'''

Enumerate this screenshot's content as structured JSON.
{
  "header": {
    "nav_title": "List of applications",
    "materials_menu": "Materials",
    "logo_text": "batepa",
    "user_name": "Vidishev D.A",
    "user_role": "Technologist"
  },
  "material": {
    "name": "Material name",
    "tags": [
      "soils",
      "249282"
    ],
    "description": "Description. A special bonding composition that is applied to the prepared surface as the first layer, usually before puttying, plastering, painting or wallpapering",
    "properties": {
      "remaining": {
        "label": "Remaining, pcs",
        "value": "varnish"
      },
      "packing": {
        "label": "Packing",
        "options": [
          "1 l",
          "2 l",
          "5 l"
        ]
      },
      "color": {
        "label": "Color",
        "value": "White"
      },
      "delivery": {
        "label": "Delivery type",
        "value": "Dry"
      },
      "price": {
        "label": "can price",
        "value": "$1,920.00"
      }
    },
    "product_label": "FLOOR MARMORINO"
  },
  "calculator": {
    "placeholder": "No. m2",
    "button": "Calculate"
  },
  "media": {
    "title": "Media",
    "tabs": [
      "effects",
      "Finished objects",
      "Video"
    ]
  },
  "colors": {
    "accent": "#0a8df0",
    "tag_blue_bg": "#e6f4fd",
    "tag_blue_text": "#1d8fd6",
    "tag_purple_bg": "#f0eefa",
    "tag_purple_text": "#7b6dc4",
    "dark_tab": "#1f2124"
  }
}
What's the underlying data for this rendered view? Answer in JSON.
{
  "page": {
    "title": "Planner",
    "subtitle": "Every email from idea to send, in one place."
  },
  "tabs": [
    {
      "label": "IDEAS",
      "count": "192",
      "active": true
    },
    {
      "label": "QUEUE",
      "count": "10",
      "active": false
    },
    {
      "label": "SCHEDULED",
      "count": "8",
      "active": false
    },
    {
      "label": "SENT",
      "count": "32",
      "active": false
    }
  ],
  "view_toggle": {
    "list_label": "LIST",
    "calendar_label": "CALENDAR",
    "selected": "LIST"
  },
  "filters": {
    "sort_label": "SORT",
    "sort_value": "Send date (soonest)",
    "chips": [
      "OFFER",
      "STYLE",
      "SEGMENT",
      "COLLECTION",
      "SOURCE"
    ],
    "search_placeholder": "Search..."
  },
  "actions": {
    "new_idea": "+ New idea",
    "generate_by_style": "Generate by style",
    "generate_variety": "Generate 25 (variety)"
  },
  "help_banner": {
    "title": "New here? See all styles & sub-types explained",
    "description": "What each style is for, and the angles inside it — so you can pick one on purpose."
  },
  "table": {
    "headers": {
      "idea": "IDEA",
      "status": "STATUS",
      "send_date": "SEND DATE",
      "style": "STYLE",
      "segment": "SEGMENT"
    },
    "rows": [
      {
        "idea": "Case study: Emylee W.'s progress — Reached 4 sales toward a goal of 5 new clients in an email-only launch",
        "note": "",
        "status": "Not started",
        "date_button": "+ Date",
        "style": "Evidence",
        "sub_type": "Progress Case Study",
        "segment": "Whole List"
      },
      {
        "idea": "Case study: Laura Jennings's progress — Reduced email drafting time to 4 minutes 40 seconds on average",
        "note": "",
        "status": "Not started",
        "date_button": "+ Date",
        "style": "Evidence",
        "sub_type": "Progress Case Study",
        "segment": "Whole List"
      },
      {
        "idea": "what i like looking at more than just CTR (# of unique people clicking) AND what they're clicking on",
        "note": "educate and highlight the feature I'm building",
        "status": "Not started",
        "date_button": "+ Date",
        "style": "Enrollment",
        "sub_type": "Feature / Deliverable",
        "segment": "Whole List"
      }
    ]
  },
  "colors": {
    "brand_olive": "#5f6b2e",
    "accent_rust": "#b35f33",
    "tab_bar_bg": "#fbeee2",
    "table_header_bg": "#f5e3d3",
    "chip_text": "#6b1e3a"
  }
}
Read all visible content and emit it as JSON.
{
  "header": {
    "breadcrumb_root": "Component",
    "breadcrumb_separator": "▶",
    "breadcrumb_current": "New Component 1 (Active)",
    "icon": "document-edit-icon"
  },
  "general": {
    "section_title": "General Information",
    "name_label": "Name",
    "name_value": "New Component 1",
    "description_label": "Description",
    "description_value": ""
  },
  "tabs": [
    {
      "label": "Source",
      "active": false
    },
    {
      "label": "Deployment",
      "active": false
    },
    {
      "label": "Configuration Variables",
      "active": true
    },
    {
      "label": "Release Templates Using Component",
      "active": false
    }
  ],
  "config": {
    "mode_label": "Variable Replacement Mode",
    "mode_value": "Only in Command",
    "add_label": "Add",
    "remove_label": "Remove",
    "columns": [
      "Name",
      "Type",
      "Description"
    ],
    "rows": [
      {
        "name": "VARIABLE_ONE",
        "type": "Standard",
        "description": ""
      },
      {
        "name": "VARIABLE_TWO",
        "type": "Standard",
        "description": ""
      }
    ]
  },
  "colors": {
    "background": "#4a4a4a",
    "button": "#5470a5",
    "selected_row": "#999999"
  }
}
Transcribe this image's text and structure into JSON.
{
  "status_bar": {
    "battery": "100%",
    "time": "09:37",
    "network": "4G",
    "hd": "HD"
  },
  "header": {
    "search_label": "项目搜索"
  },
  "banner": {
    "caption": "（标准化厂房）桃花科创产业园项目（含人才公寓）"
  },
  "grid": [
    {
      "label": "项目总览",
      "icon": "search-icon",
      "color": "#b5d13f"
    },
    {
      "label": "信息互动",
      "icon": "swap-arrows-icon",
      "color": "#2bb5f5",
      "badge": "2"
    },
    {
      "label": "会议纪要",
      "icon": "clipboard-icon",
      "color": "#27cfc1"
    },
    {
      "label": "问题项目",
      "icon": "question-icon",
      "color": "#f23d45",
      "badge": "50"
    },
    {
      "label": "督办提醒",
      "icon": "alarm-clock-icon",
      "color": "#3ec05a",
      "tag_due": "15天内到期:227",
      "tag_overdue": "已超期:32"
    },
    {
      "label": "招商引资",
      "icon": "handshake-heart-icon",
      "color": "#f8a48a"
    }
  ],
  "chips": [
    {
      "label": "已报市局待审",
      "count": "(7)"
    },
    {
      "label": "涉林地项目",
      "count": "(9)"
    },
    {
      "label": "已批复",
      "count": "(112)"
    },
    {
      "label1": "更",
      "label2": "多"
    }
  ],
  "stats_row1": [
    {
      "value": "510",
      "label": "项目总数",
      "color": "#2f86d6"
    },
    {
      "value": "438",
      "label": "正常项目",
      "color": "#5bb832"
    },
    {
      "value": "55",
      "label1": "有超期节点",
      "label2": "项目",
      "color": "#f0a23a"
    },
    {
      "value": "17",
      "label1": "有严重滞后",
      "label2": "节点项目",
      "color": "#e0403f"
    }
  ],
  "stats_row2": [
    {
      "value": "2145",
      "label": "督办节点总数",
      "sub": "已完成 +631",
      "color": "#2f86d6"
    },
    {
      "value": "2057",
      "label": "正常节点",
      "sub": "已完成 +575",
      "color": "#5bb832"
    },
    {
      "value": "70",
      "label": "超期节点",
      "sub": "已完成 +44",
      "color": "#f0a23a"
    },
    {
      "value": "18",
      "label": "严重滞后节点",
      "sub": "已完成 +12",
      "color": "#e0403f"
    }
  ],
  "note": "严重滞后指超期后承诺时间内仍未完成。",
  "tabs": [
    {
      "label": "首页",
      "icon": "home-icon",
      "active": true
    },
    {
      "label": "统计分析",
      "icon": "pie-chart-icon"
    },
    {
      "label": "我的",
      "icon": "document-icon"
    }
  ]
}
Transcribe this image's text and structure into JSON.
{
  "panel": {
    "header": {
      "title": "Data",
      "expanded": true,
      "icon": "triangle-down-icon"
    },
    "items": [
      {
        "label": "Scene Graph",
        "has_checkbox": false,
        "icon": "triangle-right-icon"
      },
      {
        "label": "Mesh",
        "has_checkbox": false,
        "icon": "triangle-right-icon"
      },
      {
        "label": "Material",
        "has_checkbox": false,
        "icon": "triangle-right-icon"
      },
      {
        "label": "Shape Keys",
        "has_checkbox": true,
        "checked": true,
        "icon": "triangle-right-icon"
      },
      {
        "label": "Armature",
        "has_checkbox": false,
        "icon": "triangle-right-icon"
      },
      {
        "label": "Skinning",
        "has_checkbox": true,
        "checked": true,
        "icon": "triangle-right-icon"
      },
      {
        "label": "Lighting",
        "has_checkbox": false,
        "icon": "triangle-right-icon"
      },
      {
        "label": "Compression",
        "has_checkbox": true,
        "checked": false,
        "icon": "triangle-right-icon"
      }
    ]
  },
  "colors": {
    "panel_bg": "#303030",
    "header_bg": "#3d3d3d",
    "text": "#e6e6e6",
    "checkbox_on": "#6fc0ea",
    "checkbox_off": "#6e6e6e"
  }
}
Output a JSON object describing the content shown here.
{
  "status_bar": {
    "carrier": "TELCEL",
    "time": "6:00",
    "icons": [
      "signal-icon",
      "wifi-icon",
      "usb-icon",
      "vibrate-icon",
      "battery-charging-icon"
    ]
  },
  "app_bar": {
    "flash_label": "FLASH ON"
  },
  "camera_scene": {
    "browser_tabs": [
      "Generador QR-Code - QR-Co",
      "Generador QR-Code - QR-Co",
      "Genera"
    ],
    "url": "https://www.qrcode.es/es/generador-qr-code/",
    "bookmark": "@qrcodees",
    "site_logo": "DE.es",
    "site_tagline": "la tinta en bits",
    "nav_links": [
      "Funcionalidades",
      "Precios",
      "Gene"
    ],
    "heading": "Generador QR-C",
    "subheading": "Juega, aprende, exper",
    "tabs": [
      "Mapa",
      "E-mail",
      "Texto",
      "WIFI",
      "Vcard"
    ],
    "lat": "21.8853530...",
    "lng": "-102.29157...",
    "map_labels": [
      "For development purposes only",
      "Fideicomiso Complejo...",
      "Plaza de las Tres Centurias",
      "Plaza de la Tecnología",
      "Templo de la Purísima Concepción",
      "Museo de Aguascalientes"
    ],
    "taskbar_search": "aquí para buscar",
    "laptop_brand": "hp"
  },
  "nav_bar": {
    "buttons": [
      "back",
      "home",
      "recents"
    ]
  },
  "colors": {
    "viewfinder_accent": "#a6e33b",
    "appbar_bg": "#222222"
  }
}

'''

▶ **REQUIREMENTS**
From the material above, gather all lines that include the string "Generate" and copy them.

▶ **RESPONSE TO THIS TASK**
    "generate_by_style": "Generate by style",
    "generate_variety": "Generate 25 (variety)"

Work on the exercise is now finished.